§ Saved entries
* * * * * * *

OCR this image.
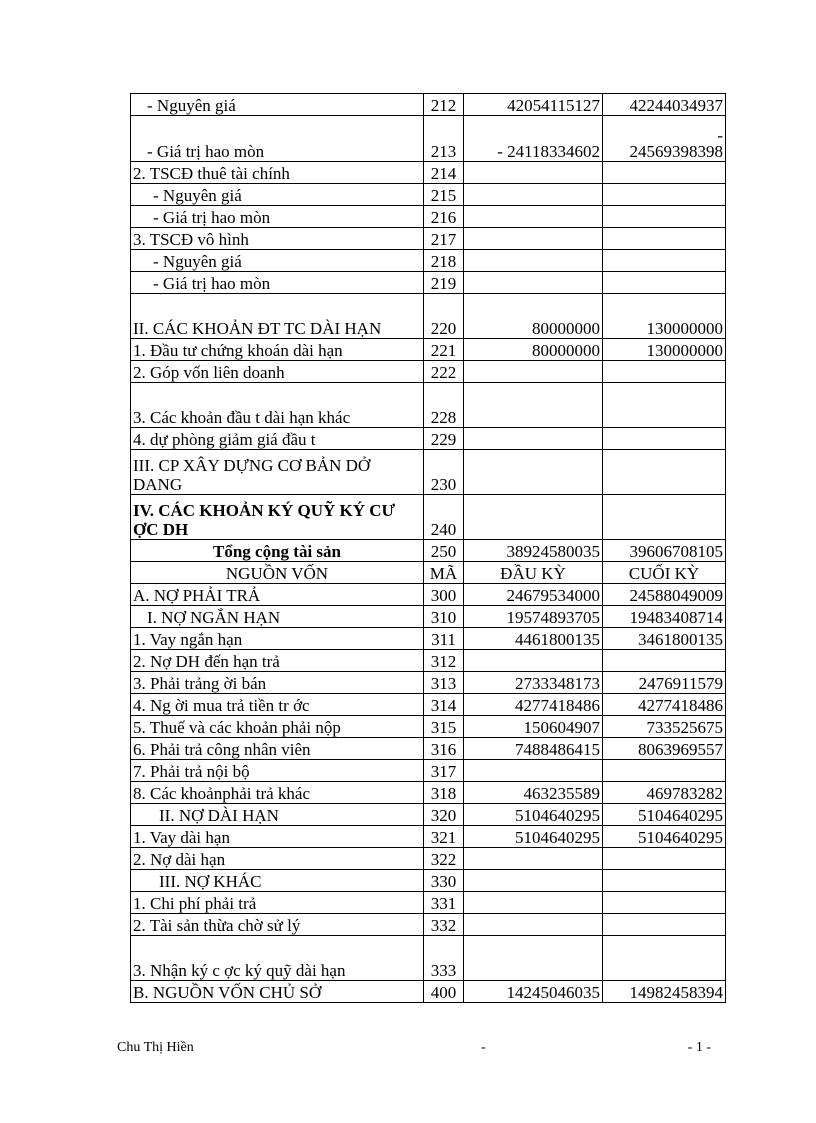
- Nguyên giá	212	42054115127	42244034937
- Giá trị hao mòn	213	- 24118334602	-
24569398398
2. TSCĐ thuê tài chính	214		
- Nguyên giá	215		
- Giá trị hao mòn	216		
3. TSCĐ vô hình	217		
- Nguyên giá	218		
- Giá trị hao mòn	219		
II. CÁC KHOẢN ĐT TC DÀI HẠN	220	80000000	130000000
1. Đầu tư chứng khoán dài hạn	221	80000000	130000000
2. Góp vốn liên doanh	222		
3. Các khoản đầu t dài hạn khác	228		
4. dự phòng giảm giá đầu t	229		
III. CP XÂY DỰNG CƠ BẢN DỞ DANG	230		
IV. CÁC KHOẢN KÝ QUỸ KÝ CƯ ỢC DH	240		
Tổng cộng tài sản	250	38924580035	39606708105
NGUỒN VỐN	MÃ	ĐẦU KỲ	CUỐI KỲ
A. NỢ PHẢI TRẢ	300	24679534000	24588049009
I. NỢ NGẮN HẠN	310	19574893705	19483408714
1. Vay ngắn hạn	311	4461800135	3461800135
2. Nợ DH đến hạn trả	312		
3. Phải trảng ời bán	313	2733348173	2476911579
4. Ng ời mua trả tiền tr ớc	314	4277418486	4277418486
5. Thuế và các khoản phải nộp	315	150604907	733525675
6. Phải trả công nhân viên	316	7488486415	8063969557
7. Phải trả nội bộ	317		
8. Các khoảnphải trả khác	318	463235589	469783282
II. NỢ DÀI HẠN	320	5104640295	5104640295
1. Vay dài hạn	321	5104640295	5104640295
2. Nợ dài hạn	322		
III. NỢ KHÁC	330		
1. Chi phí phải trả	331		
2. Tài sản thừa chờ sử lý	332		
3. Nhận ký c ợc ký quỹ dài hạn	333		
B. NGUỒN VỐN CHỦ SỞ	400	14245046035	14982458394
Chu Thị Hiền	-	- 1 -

* * * * * * *

§ YOUR TASK
Can you restate all the records above word for word while dropping the pictures?

§ WRITTEN SOLUTION
OCR this image.
- Nguyên giá	212	42054115127	42244034937
- Giá trị hao mòn	213	- 24118334602	-
24569398398
2. TSCĐ thuê tài chính	214		
- Nguyên giá	215		
- Giá trị hao mòn	216		
3. TSCĐ vô hình	217		
- Nguyên giá	218		
- Giá trị hao mòn	219		
II. CÁC KHOẢN ĐT TC DÀI HẠN	220	80000000	130000000
1. Đầu tư chứng khoán dài hạn	221	80000000	130000000
2. Góp vốn liên doanh	222		
3. Các khoản đầu t dài hạn khác	228		
4. dự phòng giảm giá đầu t	229		
III. CP XÂY DỰNG CƠ BẢN DỞ DANG	230		
IV. CÁC KHOẢN KÝ QUỸ KÝ CƯ ỢC DH	240		
Tổng cộng tài sản	250	38924580035	39606708105
NGUỒN VỐN	MÃ	ĐẦU KỲ	CUỐI KỲ
A. NỢ PHẢI TRẢ	300	24679534000	24588049009
I. NỢ NGẮN HẠN	310	19574893705	19483408714
1. Vay ngắn hạn	311	4461800135	3461800135
2. Nợ DH đến hạn trả	312		
3. Phải trảng ời bán	313	2733348173	2476911579
4. Ng ời mua trả tiền tr ớc	314	4277418486	4277418486
5. Thuế và các khoản phải nộp	315	150604907	733525675
6. Phải trả công nhân viên	316	7488486415	8063969557
7. Phải trả nội bộ	317		
8. Các khoảnphải trả khác	318	463235589	469783282
II. NỢ DÀI HẠN	320	5104640295	5104640295
1. Vay dài hạn	321	5104640295	5104640295
2. Nợ dài hạn	322		
III. NỢ KHÁC	330		
1. Chi phí phải trả	331		
2. Tài sản thừa chờ sử lý	332		
3. Nhận ký c ợc ký quỹ dài hạn	333		
B. NGUỒN VỐN CHỦ SỞ	400	14245046035	14982458394
Chu Thị Hiền	-	- 1 -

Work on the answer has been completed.